REQUIREMENTS
The data below should be restated word for word, with every picture omitted.

-----

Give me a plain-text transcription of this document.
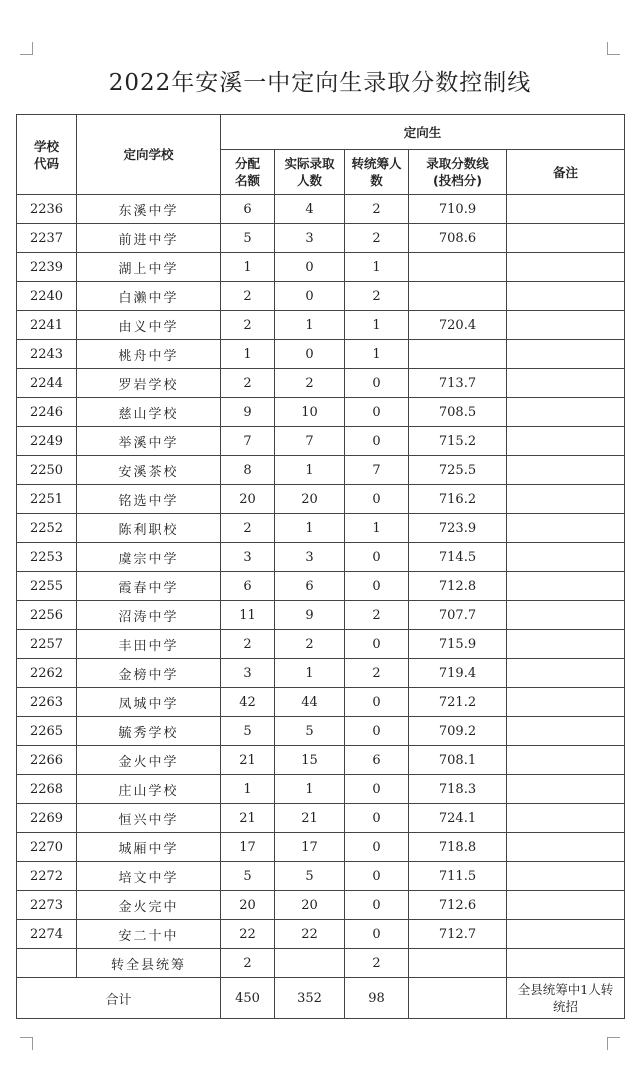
2022年安溪一中定向生录取分数控制线
学校代码	定向学校	定向生				
		分配名额	实际录取人数	转统筹人数	录取分数线(投档分)	备注
2236	东溪中学	6	4	2	710.9	
2237	前进中学	5	3	2	708.6	
2239	湖上中学	1	0	1		
2240	白濑中学	2	0	2		
2241	由义中学	2	1	1	720.4	
2243	桃舟中学	1	0	1		
2244	罗岩学校	2	2	0	713.7	
2246	慈山学校	9	10	0	708.5	
2249	举溪中学	7	7	0	715.2	
2250	安溪茶校	8	1	7	725.5	
2251	铭选中学	20	20	0	716.2	
2252	陈利职校	2	1	1	723.9	
2253	虞宗中学	3	3	0	714.5	
2255	霞春中学	6	6	0	712.8	
2256	沼涛中学	11	9	2	707.7	
2257	丰田中学	2	2	0	715.9	
2262	金榜中学	3	1	2	719.4	
2263	凤城中学	42	44	0	721.2	
2265	毓秀学校	5	5	0	709.2	
2266	金火中学	21	15	6	708.1	
2268	庄山学校	1	1	0	718.3	
2269	恒兴中学	21	21	0	724.1	
2270	城厢中学	17	17	0	718.8	
2272	培文中学	5	5	0	711.5	
2273	金火完中	20	20	0	712.6	
2274	安二十中	22	22	0	712.7	
	转全县统筹	2		2		
合计		450	352	98		全县统筹中1人转统招
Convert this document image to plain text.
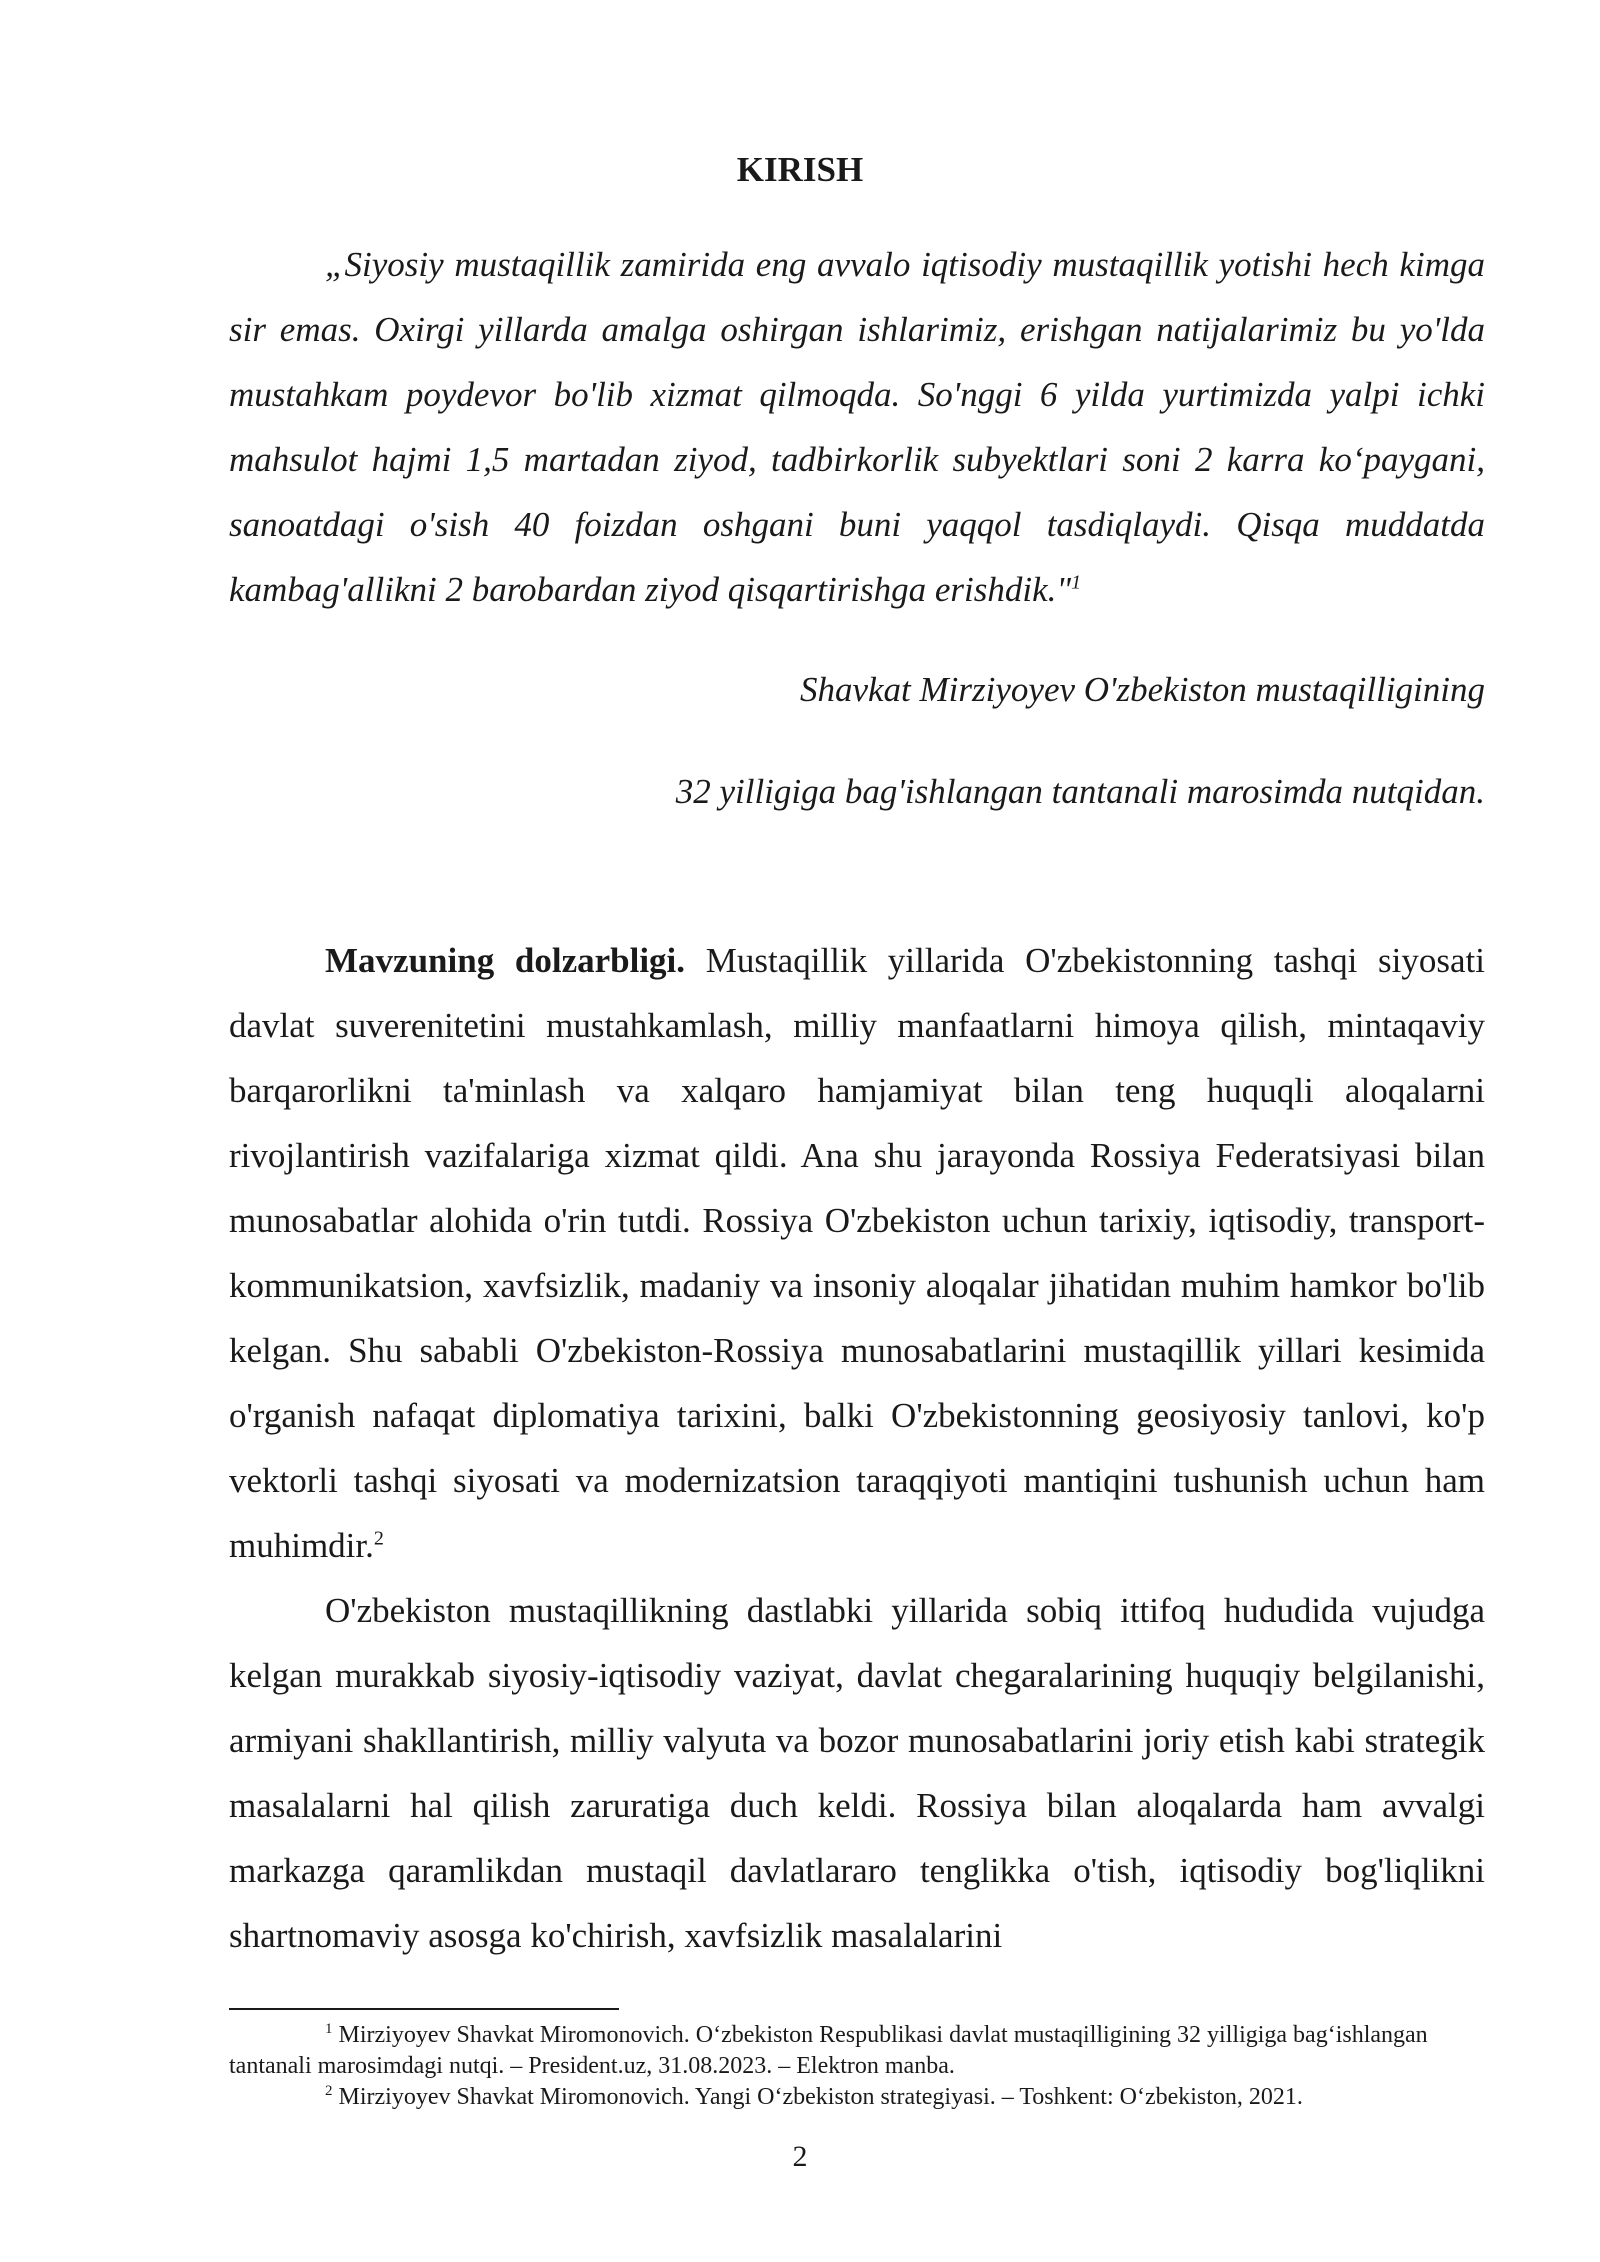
KIRISH

„Siyosiy mustaqillik zamirida eng avvalo iqtisodiy mustaqillik yotishi hech kimga sir emas. Oxirgi yillarda amalga oshirgan ishlarimiz, erishgan natijalarimiz bu yo'lda mustahkam poydevor bo'lib xizmat qilmoqda. So'nggi 6 yilda yurtimizda yalpi ichki mahsulot hajmi 1,5 martadan ziyod, tadbirkorlik subyektlari soni 2 karra ko‘paygani, sanoatdagi o'sish 40 foizdan oshgani buni yaqqol tasdiqlaydi. Qisqa muddatda kambag'allikni 2 barobardan ziyod qisqartirishga erishdik."$^1$

Shavkat Mirziyoyev O'zbekiston mustaqilligining

32 yilligiga bag'ishlangan tantanali marosimda nutqidan.

Mavzuning dolzarbligi. Mustaqillik yillarida O'zbekistonning tashqi siyosati davlat suverenitetini mustahkamlash, milliy manfaatlarni himoya qilish, mintaqaviy barqarorlikni ta'minlash va xalqaro hamjamiyat bilan teng huquqli aloqalarni rivojlantirish vazifalariga xizmat qildi. Ana shu jarayonda Rossiya Federatsiyasi bilan munosabatlar alohida o'rin tutdi. Rossiya O'zbekiston uchun tarixiy, iqtisodiy, transport-kommunikatsion, xavfsizlik, madaniy va insoniy aloqalar jihatidan muhim hamkor bo'lib kelgan. Shu sababli O'zbekiston-Rossiya munosabatlarini mustaqillik yillari kesimida o'rganish nafaqat diplomatiya tarixini, balki O'zbekistonning geosiyosiy tanlovi, ko'p vektorli tashqi siyosati va modernizatsion taraqqiyoti mantiqini tushunish uchun ham muhimdir.$^2$

O'zbekiston mustaqillikning dastlabki yillarida sobiq ittifoq hududida vujudga kelgan murakkab siyosiy-iqtisodiy vaziyat, davlat chegaralarining huquqiy belgilanishi, armiyani shakllantirish, milliy valyuta va bozor munosabatlarini joriy etish kabi strategik masalalarni hal qilish zaruratiga duch keldi. Rossiya bilan aloqalarda ham avvalgi markazga qaramlikdan mustaqil davlatlararo tenglikka o'tish, iqtisodiy bog'liqlikni shartnomaviy asosga ko'chirish, xavfsizlik masalalarini

$^1$ Mirziyoyev Shavkat Miromonovich. O‘zbekiston Respublikasi davlat mustaqilligining 32 yilligiga bag‘ishlangan tantanali marosimdagi nutqi. – President.uz, 31.08.2023. – Elektron manba.

$^2$ Mirziyoyev Shavkat Miromonovich. Yangi O‘zbekiston strategiyasi. – Toshkent: O‘zbekiston, 2021.

2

-----

TASK ANSWER
Give me a plain-text transcription of this document.
2022年安溪一中定向生录取分数控制线
学校代码	定向学校	定向生				
		分配名额	实际录取人数	转统筹人数	录取分数线(投档分)	备注
2236	东溪中学	6	4	2	710.9	
2237	前进中学	5	3	2	708.6	
2239	湖上中学	1	0	1		
2240	白濑中学	2	0	2		
2241	由义中学	2	1	1	720.4	
2243	桃舟中学	1	0	1		
2244	罗岩学校	2	2	0	713.7	
2246	慈山学校	9	10	0	708.5	
2249	举溪中学	7	7	0	715.2	
2250	安溪茶校	8	1	7	725.5	
2251	铭选中学	20	20	0	716.2	
2252	陈利职校	2	1	1	723.9	
2253	虞宗中学	3	3	0	714.5	
2255	霞春中学	6	6	0	712.8	
2256	沼涛中学	11	9	2	707.7	
2257	丰田中学	2	2	0	715.9	
2262	金榜中学	3	1	2	719.4	
2263	凤城中学	42	44	0	721.2	
2265	毓秀学校	5	5	0	709.2	
2266	金火中学	21	15	6	708.1	
2268	庄山学校	1	1	0	718.3	
2269	恒兴中学	21	21	0	724.1	
2270	城厢中学	17	17	0	718.8	
2272	培文中学	5	5	0	711.5	
2273	金火完中	20	20	0	712.6	
2274	安二十中	22	22	0	712.7	
	转全县统筹	2		2		
合计		450	352	98		全县统筹中1人转统招
Convert this document image to plain text.
KIRISH

„Siyosiy mustaqillik zamirida eng avvalo iqtisodiy mustaqillik yotishi hech kimga sir emas. Oxirgi yillarda amalga oshirgan ishlarimiz, erishgan natijalarimiz bu yo'lda mustahkam poydevor bo'lib xizmat qilmoqda. So'nggi 6 yilda yurtimizda yalpi ichki mahsulot hajmi 1,5 martadan ziyod, tadbirkorlik subyektlari soni 2 karra ko‘paygani, sanoatdagi o'sish 40 foizdan oshgani buni yaqqol tasdiqlaydi. Qisqa muddatda kambag'allikni 2 barobardan ziyod qisqartirishga erishdik."$^1$

Shavkat Mirziyoyev O'zbekiston mustaqilligining

32 yilligiga bag'ishlangan tantanali marosimda nutqidan.

Mavzuning dolzarbligi. Mustaqillik yillarida O'zbekistonning tashqi siyosati davlat suverenitetini mustahkamlash, milliy manfaatlarni himoya qilish, mintaqaviy barqarorlikni ta'minlash va xalqaro hamjamiyat bilan teng huquqli aloqalarni rivojlantirish vazifalariga xizmat qildi. Ana shu jarayonda Rossiya Federatsiyasi bilan munosabatlar alohida o'rin tutdi. Rossiya O'zbekiston uchun tarixiy, iqtisodiy, transport-kommunikatsion, xavfsizlik, madaniy va insoniy aloqalar jihatidan muhim hamkor bo'lib kelgan. Shu sababli O'zbekiston-Rossiya munosabatlarini mustaqillik yillari kesimida o'rganish nafaqat diplomatiya tarixini, balki O'zbekistonning geosiyosiy tanlovi, ko'p vektorli tashqi siyosati va modernizatsion taraqqiyoti mantiqini tushunish uchun ham muhimdir.$^2$

O'zbekiston mustaqillikning dastlabki yillarida sobiq ittifoq hududida vujudga kelgan murakkab siyosiy-iqtisodiy vaziyat, davlat chegaralarining huquqiy belgilanishi, armiyani shakllantirish, milliy valyuta va bozor munosabatlarini joriy etish kabi strategik masalalarni hal qilish zaruratiga duch keldi. Rossiya bilan aloqalarda ham avvalgi markazga qaramlikdan mustaqil davlatlararo tenglikka o'tish, iqtisodiy bog'liqlikni shartnomaviy asosga ko'chirish, xavfsizlik masalalarini

$^1$ Mirziyoyev Shavkat Miromonovich. O‘zbekiston Respublikasi davlat mustaqilligining 32 yilligiga bag‘ishlangan tantanali marosimdagi nutqi. – President.uz, 31.08.2023. – Elektron manba.

$^2$ Mirziyoyev Shavkat Miromonovich. Yangi O‘zbekiston strategiyasi. – Toshkent: O‘zbekiston, 2021.

2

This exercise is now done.